- [Written request]
What is the number of lines in the data that hold the string "JSON"? Reply with that number only.

(Extracts from a graphics dataset)
------------------------------------------------------------------------
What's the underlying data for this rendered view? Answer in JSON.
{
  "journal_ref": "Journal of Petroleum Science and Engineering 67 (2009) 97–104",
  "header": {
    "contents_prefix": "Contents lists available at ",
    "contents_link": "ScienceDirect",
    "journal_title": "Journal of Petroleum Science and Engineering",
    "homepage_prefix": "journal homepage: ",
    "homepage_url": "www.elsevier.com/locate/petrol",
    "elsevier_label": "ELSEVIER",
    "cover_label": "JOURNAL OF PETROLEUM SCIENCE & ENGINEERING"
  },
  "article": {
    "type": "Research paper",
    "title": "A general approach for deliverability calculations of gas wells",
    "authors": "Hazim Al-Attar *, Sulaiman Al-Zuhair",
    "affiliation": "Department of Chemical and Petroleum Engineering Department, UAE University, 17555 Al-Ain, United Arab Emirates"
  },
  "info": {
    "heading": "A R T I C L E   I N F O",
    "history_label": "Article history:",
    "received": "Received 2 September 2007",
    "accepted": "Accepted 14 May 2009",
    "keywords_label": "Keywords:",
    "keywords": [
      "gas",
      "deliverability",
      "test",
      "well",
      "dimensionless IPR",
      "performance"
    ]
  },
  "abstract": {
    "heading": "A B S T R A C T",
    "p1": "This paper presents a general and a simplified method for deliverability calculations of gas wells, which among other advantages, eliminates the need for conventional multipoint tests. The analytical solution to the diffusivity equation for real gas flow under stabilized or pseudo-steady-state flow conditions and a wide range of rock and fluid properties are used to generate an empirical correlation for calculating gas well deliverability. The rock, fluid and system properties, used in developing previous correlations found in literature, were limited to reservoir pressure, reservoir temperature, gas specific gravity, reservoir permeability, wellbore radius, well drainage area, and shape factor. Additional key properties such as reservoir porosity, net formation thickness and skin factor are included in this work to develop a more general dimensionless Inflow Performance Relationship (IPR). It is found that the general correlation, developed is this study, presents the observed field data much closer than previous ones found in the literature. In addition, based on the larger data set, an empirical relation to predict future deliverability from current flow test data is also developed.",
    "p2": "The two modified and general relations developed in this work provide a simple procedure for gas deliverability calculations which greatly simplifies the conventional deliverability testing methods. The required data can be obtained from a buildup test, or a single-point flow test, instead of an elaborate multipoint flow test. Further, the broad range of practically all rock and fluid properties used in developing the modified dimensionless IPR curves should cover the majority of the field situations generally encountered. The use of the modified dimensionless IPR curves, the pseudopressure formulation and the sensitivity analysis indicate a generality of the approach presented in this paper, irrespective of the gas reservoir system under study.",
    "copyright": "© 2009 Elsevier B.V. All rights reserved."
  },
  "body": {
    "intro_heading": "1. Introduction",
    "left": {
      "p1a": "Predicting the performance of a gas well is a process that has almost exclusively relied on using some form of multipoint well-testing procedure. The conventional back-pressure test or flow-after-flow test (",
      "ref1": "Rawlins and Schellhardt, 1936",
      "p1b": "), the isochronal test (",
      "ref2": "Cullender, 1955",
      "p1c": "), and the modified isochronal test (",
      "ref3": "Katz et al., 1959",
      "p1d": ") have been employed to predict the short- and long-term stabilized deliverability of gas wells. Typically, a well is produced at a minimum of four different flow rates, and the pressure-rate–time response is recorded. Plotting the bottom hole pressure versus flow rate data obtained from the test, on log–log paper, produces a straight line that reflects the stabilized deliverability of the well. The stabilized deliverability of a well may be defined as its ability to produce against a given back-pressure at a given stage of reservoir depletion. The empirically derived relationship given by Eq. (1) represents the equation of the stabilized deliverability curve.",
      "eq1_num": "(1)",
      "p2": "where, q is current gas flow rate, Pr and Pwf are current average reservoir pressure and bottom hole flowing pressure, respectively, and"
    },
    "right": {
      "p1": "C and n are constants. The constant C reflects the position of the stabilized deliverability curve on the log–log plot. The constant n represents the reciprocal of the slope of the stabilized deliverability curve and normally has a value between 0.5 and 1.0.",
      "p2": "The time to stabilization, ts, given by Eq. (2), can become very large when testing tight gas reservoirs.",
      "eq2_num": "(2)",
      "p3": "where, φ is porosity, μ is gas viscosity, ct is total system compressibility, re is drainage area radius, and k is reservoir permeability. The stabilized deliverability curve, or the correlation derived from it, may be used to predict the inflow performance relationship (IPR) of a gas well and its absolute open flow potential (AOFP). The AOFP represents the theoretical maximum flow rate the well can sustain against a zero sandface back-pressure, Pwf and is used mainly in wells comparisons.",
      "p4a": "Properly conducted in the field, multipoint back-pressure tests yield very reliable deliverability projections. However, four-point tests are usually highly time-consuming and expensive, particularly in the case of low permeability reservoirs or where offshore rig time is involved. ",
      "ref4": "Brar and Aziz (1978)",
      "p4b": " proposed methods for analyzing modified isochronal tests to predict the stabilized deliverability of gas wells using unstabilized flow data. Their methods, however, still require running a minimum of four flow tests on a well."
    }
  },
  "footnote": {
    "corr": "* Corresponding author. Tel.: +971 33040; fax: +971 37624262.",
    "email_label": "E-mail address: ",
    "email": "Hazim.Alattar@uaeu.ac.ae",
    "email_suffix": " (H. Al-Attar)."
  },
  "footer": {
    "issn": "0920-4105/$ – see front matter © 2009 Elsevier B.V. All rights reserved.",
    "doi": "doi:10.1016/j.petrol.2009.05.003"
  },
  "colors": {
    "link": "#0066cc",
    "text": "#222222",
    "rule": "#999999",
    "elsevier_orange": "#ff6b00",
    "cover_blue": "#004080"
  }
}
------------------------------------------------------------------------
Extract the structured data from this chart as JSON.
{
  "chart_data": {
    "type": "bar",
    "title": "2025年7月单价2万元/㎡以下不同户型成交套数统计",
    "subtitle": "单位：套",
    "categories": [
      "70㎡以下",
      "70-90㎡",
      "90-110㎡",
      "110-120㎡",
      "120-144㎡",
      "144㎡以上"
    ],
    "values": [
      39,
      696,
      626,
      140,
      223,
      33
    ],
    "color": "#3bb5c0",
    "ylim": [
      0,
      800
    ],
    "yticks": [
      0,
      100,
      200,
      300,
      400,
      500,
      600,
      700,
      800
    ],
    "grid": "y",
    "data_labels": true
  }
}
------------------------------------------------------------------------
- [Final answer]
2